* [Short exercise] Repeat the listing in full, preserving every character.
▬▬▬▬▬▬
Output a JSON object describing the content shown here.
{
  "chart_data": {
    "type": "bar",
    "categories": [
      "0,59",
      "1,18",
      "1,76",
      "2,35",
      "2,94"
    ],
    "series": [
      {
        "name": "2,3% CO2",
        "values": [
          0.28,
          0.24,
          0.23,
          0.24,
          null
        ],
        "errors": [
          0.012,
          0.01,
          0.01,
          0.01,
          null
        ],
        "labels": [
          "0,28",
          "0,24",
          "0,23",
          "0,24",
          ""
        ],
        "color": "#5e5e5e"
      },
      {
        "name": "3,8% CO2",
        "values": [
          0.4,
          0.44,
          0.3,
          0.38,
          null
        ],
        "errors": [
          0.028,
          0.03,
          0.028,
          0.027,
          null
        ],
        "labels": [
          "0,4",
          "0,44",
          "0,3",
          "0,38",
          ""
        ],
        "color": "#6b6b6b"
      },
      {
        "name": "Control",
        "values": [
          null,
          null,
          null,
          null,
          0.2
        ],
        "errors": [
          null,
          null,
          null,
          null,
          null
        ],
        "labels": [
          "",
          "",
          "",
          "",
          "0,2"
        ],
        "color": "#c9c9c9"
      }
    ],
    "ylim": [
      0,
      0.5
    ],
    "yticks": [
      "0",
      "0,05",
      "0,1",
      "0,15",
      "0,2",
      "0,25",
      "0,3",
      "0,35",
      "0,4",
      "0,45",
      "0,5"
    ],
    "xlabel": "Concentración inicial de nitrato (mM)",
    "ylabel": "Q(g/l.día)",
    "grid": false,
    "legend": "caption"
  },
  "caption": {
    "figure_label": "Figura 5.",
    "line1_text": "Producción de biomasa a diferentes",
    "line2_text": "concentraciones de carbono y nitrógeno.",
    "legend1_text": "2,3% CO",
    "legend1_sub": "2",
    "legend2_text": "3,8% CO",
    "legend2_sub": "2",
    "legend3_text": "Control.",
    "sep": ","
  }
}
▬▬▬▬▬▬
* [Right answer]
Output a JSON object describing the content shown here.
{
  "chart_data": {
    "type": "bar",
    "categories": [
      "0,59",
      "1,18",
      "1,76",
      "2,35",
      "2,94"
    ],
    "series": [
      {
        "name": "2,3% CO2",
        "values": [
          0.28,
          0.24,
          0.23,
          0.24,
          null
        ],
        "errors": [
          0.012,
          0.01,
          0.01,
          0.01,
          null
        ],
        "labels": [
          "0,28",
          "0,24",
          "0,23",
          "0,24",
          ""
        ],
        "color": "#5e5e5e"
      },
      {
        "name": "3,8% CO2",
        "values": [
          0.4,
          0.44,
          0.3,
          0.38,
          null
        ],
        "errors": [
          0.028,
          0.03,
          0.028,
          0.027,
          null
        ],
        "labels": [
          "0,4",
          "0,44",
          "0,3",
          "0,38",
          ""
        ],
        "color": "#6b6b6b"
      },
      {
        "name": "Control",
        "values": [
          null,
          null,
          null,
          null,
          0.2
        ],
        "errors": [
          null,
          null,
          null,
          null,
          null
        ],
        "labels": [
          "",
          "",
          "",
          "",
          "0,2"
        ],
        "color": "#c9c9c9"
      }
    ],
    "ylim": [
      0,
      0.5
    ],
    "yticks": [
      "0",
      "0,05",
      "0,1",
      "0,15",
      "0,2",
      "0,25",
      "0,3",
      "0,35",
      "0,4",
      "0,45",
      "0,5"
    ],
    "xlabel": "Concentración inicial de nitrato (mM)",
    "ylabel": "Q(g/l.día)",
    "grid": false,
    "legend": "caption"
  },
  "caption": {
    "figure_label": "Figura 5.",
    "line1_text": "Producción de biomasa a diferentes",
    "line2_text": "concentraciones de carbono y nitrógeno.",
    "legend1_text": "2,3% CO",
    "legend1_sub": "2",
    "legend2_text": "3,8% CO",
    "legend2_sub": "2",
    "legend3_text": "Control.",
    "sep": ","
  }
}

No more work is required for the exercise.